● WORK TO COMPLETE:
Identify the lines that include the word "document", then copy all of them.

● DATA IN THIS EXERCISE:
>> Begin
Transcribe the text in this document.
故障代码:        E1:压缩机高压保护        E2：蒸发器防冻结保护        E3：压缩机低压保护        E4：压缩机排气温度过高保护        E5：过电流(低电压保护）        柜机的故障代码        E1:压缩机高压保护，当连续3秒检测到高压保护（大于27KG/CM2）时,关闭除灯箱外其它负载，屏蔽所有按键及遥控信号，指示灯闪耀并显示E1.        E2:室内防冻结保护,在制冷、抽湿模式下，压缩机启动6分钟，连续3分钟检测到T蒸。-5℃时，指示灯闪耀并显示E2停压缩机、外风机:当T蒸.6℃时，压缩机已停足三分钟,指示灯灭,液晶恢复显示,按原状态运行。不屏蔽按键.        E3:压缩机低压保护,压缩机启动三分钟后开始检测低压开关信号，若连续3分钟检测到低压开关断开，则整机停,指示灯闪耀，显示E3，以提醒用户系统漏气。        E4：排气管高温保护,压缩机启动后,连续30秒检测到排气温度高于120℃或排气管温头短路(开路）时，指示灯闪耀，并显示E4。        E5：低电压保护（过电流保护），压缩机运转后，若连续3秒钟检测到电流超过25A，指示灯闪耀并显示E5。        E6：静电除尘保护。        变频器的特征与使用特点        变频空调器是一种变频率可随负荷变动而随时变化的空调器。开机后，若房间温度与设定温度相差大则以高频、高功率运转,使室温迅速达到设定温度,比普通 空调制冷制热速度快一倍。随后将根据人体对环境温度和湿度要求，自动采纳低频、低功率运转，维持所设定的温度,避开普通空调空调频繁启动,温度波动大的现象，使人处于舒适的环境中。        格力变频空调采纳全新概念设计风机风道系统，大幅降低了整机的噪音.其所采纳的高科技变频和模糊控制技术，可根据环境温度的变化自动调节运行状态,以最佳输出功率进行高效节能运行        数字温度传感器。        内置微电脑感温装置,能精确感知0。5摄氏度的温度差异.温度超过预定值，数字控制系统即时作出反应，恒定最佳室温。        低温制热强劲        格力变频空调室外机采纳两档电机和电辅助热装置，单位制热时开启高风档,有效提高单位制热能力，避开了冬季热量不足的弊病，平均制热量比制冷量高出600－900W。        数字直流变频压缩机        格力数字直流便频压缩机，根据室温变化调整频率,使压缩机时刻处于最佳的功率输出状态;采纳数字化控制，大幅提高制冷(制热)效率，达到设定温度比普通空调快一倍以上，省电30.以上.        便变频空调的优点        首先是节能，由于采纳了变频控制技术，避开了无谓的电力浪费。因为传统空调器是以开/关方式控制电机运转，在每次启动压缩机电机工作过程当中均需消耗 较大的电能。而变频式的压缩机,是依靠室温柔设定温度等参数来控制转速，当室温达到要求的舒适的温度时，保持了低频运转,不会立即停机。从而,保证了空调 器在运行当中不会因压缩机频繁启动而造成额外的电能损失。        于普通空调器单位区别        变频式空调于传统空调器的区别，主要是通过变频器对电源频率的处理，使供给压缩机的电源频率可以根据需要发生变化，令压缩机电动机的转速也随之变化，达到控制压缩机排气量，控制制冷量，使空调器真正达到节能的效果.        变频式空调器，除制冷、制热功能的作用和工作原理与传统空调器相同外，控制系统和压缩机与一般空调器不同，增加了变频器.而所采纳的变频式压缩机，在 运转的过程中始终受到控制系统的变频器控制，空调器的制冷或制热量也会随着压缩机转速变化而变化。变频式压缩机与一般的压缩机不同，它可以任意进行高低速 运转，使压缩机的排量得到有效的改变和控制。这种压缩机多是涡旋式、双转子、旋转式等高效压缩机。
>> End
>> Begin
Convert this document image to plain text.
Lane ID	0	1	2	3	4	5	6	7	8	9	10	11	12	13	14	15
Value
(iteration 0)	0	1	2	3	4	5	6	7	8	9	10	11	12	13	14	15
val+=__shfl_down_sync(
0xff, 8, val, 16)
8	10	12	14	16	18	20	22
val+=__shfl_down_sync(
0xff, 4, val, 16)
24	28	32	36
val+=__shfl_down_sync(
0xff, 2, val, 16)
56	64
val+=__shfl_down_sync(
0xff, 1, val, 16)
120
>> End
● RESULT OF THE EXERCISE:
Transcribe the text in this document.
Convert this document image to plain text.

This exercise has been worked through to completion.